* _PROBLEM STATEMENT_
Find how many lines of the listing below include the word "this", then report the number by itself.

* _DATA EXTRACT_
::::

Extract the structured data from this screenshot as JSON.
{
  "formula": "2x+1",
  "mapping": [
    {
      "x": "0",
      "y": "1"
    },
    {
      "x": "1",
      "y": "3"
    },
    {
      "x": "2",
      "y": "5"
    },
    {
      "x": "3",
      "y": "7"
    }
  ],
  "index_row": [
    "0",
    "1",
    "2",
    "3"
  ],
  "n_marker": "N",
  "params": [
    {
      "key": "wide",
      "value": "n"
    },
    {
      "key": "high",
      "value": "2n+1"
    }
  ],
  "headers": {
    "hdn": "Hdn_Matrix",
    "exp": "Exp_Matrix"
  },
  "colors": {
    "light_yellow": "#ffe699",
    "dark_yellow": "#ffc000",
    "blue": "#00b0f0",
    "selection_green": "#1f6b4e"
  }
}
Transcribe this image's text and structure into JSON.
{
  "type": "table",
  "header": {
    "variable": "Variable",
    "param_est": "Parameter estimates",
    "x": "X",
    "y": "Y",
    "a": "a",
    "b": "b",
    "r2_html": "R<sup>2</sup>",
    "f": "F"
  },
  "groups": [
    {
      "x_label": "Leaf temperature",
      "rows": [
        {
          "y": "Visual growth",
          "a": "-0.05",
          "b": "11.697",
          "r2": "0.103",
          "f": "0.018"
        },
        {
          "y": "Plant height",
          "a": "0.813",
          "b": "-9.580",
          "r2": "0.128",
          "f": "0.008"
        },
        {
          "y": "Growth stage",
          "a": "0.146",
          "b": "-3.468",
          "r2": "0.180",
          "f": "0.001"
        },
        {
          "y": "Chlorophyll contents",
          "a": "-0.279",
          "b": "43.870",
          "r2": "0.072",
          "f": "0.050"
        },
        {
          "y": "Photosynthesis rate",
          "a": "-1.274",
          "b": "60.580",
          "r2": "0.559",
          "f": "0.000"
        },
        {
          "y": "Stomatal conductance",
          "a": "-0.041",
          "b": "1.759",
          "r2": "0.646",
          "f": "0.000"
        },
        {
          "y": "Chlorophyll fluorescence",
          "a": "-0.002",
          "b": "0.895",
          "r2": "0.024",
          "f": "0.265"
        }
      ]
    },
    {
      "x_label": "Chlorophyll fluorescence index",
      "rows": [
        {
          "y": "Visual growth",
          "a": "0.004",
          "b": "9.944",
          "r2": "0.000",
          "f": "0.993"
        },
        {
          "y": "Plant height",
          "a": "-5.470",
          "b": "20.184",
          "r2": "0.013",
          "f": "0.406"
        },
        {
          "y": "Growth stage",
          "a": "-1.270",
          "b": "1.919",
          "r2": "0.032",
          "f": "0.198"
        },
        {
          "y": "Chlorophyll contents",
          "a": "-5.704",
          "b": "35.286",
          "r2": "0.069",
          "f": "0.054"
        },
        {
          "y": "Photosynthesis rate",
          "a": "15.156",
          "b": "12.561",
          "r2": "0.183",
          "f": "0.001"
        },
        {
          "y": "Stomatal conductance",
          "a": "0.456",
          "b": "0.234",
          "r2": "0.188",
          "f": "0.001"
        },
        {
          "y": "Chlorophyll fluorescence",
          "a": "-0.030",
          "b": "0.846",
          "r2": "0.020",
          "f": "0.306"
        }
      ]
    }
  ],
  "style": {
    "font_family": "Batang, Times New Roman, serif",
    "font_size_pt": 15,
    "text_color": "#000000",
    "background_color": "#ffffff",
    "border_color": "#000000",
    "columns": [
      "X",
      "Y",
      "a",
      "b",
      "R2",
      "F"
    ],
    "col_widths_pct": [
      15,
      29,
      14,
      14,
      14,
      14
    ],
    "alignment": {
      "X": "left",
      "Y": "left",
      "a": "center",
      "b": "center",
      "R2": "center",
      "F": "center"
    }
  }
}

::::

* _ANSWER_
2